>> START

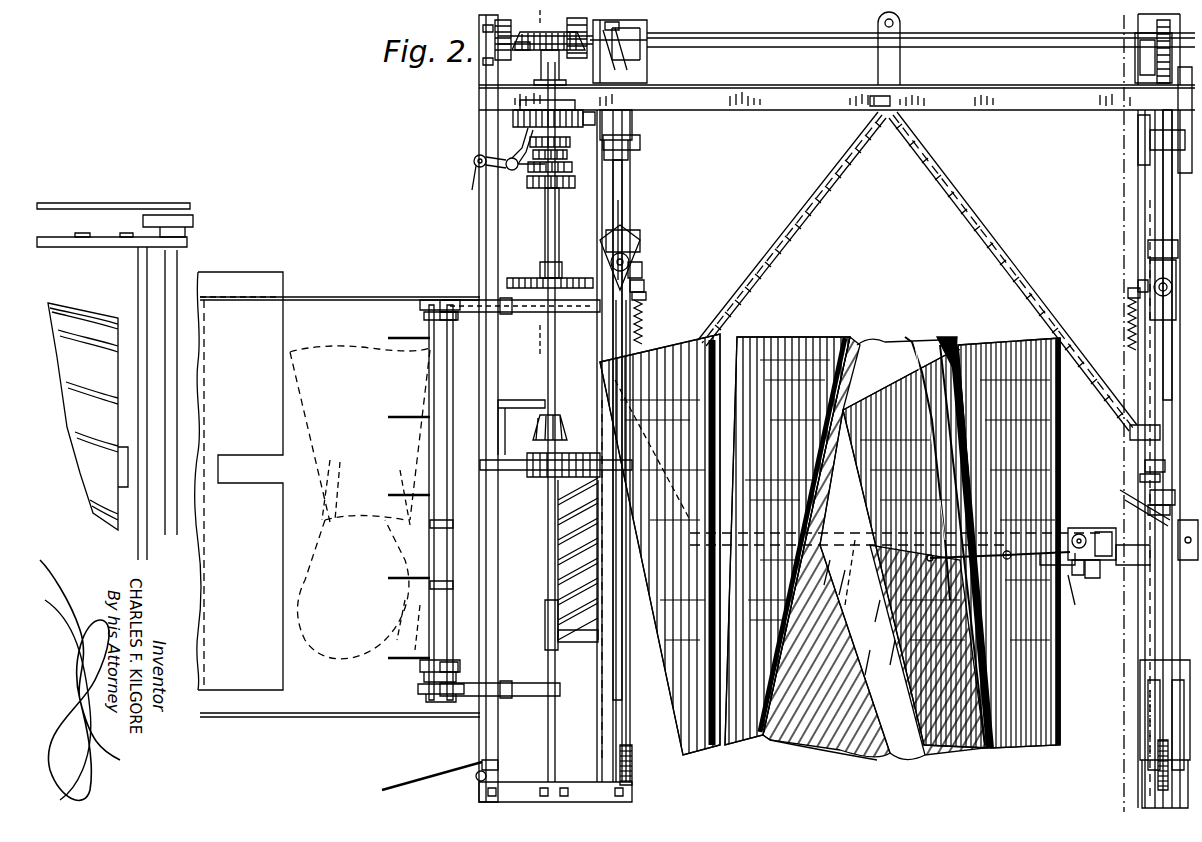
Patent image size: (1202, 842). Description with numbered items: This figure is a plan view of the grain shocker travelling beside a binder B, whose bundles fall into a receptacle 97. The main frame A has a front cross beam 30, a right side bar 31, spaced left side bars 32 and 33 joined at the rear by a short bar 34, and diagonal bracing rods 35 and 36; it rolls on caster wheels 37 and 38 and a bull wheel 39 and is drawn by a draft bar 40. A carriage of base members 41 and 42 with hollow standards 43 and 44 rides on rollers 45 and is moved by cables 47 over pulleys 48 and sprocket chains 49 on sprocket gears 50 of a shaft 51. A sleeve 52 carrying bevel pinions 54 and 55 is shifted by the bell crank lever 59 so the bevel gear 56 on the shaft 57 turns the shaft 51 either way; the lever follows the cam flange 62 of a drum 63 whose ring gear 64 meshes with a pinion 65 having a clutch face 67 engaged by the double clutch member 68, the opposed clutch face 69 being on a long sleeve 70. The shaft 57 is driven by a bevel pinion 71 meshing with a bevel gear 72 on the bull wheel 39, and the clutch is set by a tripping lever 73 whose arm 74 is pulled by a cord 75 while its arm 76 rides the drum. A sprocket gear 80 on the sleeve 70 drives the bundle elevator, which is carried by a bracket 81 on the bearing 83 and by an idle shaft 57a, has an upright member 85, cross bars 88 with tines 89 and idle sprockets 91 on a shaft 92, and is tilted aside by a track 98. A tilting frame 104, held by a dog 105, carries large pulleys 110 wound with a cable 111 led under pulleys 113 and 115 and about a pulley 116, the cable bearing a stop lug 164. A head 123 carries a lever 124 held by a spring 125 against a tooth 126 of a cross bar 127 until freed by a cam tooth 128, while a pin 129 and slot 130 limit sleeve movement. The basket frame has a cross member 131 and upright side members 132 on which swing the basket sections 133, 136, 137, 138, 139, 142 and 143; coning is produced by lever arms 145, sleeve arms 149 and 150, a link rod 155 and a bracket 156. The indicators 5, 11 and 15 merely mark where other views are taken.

The section line 5- 5 is at (1115, 24).
The section line 11- 11 is at (541, 21).
The bracket 15 is at (636, 245).
The front cross beam 30 is at (1065, 107).
The right side bar 31 is at (1160, 225).
The left side bar 32 is at (630, 193).
The left side bar 33 is at (478, 778).
The short bar 34 is at (582, 782).
The bracing rod 35 is at (966, 200).
The bracing rod 36 is at (812, 212).
The caster wheel 37 is at (1150, 186).
The caster wheel 38 is at (1150, 730).
The bull wheel 39 is at (580, 642).
The draft bar 40 is at (900, 25).
The carriage base member 41 is at (1150, 272).
The carriage base member 42 is at (636, 258).
The hollow standard 43 is at (1140, 286).
The hollow standard 44 is at (640, 272).
The rollers 45 is at (622, 144).
The cable 47 is at (615, 697).
The pulley 48 is at (632, 778).
The sprocket chain 49 is at (640, 24).
The sprocket gear 50 is at (612, 23).
The shaft 51 is at (797, 40).
The sleeve 52 is at (552, 30).
The bevel pinion 54 is at (584, 24).
The bevel pinion 55 is at (495, 27).
The bevel gear 56 is at (525, 48).
The longitudinal shaft 57 is at (548, 365).
The idle shaft 57a is at (548, 626).
The bell crank lever 59 is at (640, 76).
The cam acting flange 62 is at (513, 115).
The drum 63 is at (508, 129).
The ring gear 64 is at (585, 118).
The pinion 65 is at (560, 140).
The toothed clutch face 67 is at (560, 153).
The double clutch member 68 is at (565, 167).
The clutch face 69 is at (566, 183).
The long sleeve 70 is at (556, 222).
The bevel pinion 71 is at (534, 428).
The bevel gear 72 is at (546, 505).
The tripping lever 73 is at (530, 170).
The lever arm 74 is at (479, 168).
The cord 75 is at (420, 772).
The lever arm 76 is at (507, 157).
The sprocket gear 80 is at (566, 278).
The bracket 81 is at (516, 312).
The bearing 83 is at (520, 282).
The upright member 85 is at (430, 694).
The cross bars 88 is at (436, 524).
The tines 89 is at (410, 420).
The idle sprockets 91 is at (455, 322).
The shaft 92 is at (436, 585).
The receptacle 97 is at (340, 297).
The track 98 is at (622, 222).
The tilting frame 104 is at (645, 298).
The dog 105 is at (642, 284).
The large pulley 110 is at (560, 568).
The cable 111 is at (622, 176).
The pulley 113 is at (648, 314).
The pulley 115 is at (1150, 248).
The pulley 116 is at (1140, 122).
The head 123 is at (1142, 555).
The lever 124 is at (1158, 497).
The spring 125 is at (1152, 506).
The tooth 126 is at (1152, 466).
The cross bar 127 is at (1150, 478).
The cam tooth 128 is at (1186, 558).
The pin 129 is at (1100, 528).
The slot 130 is at (1104, 546).
The cross member 131 is at (1094, 532).
The upright side member 132 is at (850, 560).
The basket section 133 is at (672, 348).
The basket section 136 is at (820, 336).
The basket section 137 is at (826, 750).
The basket section 138 is at (922, 758).
The basket section 139 is at (988, 345).
The basket section 142 is at (948, 340).
The basket section 143 is at (910, 340).
The lever arms 145 is at (1140, 492).
The arm 149 is at (1100, 574).
The arm 150 is at (1078, 566).
The link rod 155 is at (1072, 605).
The bracket 156 is at (935, 570).
The stop lug 164 is at (1145, 433).
The main frame A is at (988, 79).
The binder B is at (77, 197).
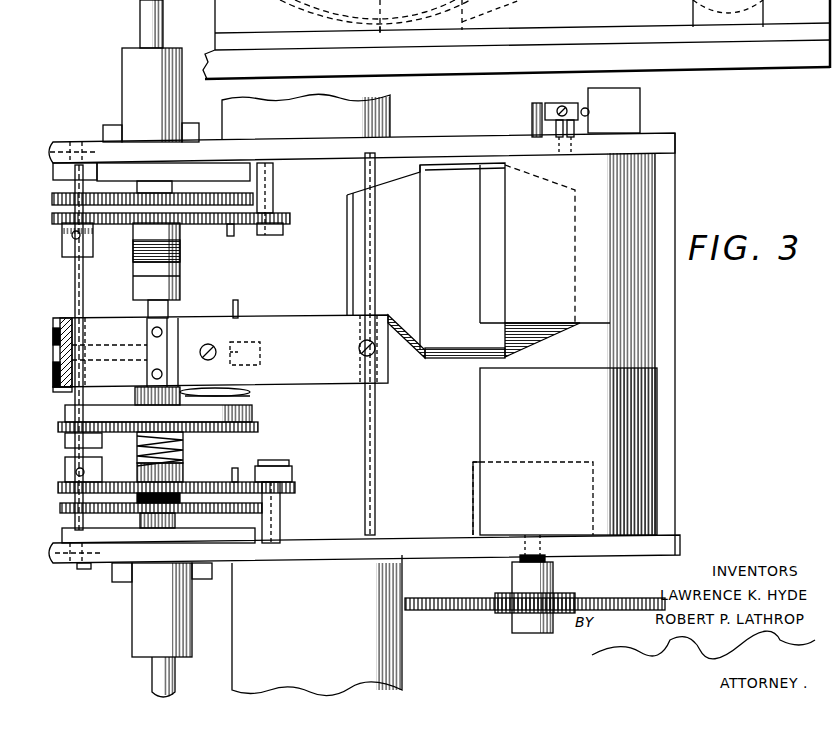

>> END

→ DIRECTIVE:
Reproduce the records above with "grain shocker" substituted by "shocking machine" and nothing else altered, omitting the pictures.

→ CORRECT RESPONSE:
Patent image size: (1202, 842). Description with numbered items: This figure is a plan view of the shocking machine travelling beside a binder B, whose bundles fall into a receptacle 97. The main frame A has a front cross beam 30, a right side bar 31, spaced left side bars 32 and 33 joined at the rear by a short bar 34, and diagonal bracing rods 35 and 36; it rolls on caster wheels 37 and 38 and a bull wheel 39 and is drawn by a draft bar 40. A carriage of base members 41 and 42 with hollow standards 43 and 44 rides on rollers 45 and is moved by cables 47 over pulleys 48 and sprocket chains 49 on sprocket gears 50 of a shaft 51. A sleeve 52 carrying bevel pinions 54 and 55 is shifted by the bell crank lever 59 so the bevel gear 56 on the shaft 57 turns the shaft 51 either way; the lever follows the cam flange 62 of a drum 63 whose ring gear 64 meshes with a pinion 65 having a clutch face 67 engaged by the double clutch member 68, the opposed clutch face 69 being on a long sleeve 70. The shaft 57 is driven by a bevel pinion 71 meshing with a bevel gear 72 on the bull wheel 39, and the clutch is set by a tripping lever 73 whose arm 74 is pulled by a cord 75 while its arm 76 rides the drum. A sprocket gear 80 on the sleeve 70 drives the bundle elevator, which is carried by a bracket 81 on the bearing 83 and by an idle shaft 57a, has an upright member 85, cross bars 88 with tines 89 and idle sprockets 91 on a shaft 92, and is tilted aside by a track 98. A tilting frame 104, held by a dog 105, carries large pulleys 110 wound with a cable 111 led under pulleys 113 and 115 and about a pulley 116, the cable bearing a stop lug 164. A head 123 carries a lever 124 held by a spring 125 against a tooth 126 of a cross bar 127 until freed by a cam tooth 128, while a pin 129 and slot 130 limit sleeve movement. The basket frame has a cross member 131 and upright side members 132 on which swing the basket sections 133, 136, 137, 138, 139, 142 and 143; coning is produced by lever arms 145, sleeve arms 149 and 150, a link rod 155 and a bracket 156. The indicators 5, 11 and 15 merely mark where other views are taken.

The section line 5- 5 is at (1115, 24).
The section line 11- 11 is at (541, 21).
The bracket 15 is at (636, 245).
The front cross beam 30 is at (1065, 107).
The right side bar 31 is at (1160, 225).
The left side bar 32 is at (630, 193).
The left side bar 33 is at (478, 778).
The short bar 34 is at (582, 782).
The bracing rod 35 is at (966, 200).
The bracing rod 36 is at (812, 212).
The caster wheel 37 is at (1150, 186).
The caster wheel 38 is at (1150, 730).
The bull wheel 39 is at (580, 642).
The draft bar 40 is at (900, 25).
The carriage base member 41 is at (1150, 272).
The carriage base member 42 is at (636, 258).
The hollow standard 43 is at (1140, 286).
The hollow standard 44 is at (640, 272).
The rollers 45 is at (622, 144).
The cable 47 is at (615, 697).
The pulley 48 is at (632, 778).
The sprocket chain 49 is at (640, 24).
The sprocket gear 50 is at (612, 23).
The shaft 51 is at (797, 40).
The sleeve 52 is at (552, 30).
The bevel pinion 54 is at (584, 24).
The bevel pinion 55 is at (495, 27).
The bevel gear 56 is at (525, 48).
The longitudinal shaft 57 is at (548, 365).
The idle shaft 57a is at (548, 626).
The bell crank lever 59 is at (640, 76).
The cam acting flange 62 is at (513, 115).
The drum 63 is at (508, 129).
The ring gear 64 is at (585, 118).
The pinion 65 is at (560, 140).
The toothed clutch face 67 is at (560, 153).
The double clutch member 68 is at (565, 167).
The clutch face 69 is at (566, 183).
The long sleeve 70 is at (556, 222).
The bevel pinion 71 is at (534, 428).
The bevel gear 72 is at (546, 505).
The tripping lever 73 is at (530, 170).
The lever arm 74 is at (479, 168).
The cord 75 is at (420, 772).
The lever arm 76 is at (507, 157).
The sprocket gear 80 is at (566, 278).
The bracket 81 is at (516, 312).
The bearing 83 is at (520, 282).
The upright member 85 is at (430, 694).
The cross bars 88 is at (436, 524).
The tines 89 is at (410, 420).
The idle sprockets 91 is at (455, 322).
The shaft 92 is at (436, 585).
The receptacle 97 is at (340, 297).
The track 98 is at (622, 222).
The tilting frame 104 is at (645, 298).
The dog 105 is at (642, 284).
The large pulley 110 is at (560, 568).
The cable 111 is at (622, 176).
The pulley 113 is at (648, 314).
The pulley 115 is at (1150, 248).
The pulley 116 is at (1140, 122).
The head 123 is at (1142, 555).
The lever 124 is at (1158, 497).
The spring 125 is at (1152, 506).
The tooth 126 is at (1152, 466).
The cross bar 127 is at (1150, 478).
The cam tooth 128 is at (1186, 558).
The pin 129 is at (1100, 528).
The slot 130 is at (1104, 546).
The cross member 131 is at (1094, 532).
The upright side member 132 is at (850, 560).
The basket section 133 is at (672, 348).
The basket section 136 is at (820, 336).
The basket section 137 is at (826, 750).
The basket section 138 is at (922, 758).
The basket section 139 is at (988, 345).
The basket section 142 is at (948, 340).
The basket section 143 is at (910, 340).
The lever arms 145 is at (1140, 492).
The arm 149 is at (1100, 574).
The arm 150 is at (1078, 566).
The link rod 155 is at (1072, 605).
The bracket 156 is at (935, 570).
The stop lug 164 is at (1145, 433).
The main frame A is at (988, 79).
The binder B is at (77, 197).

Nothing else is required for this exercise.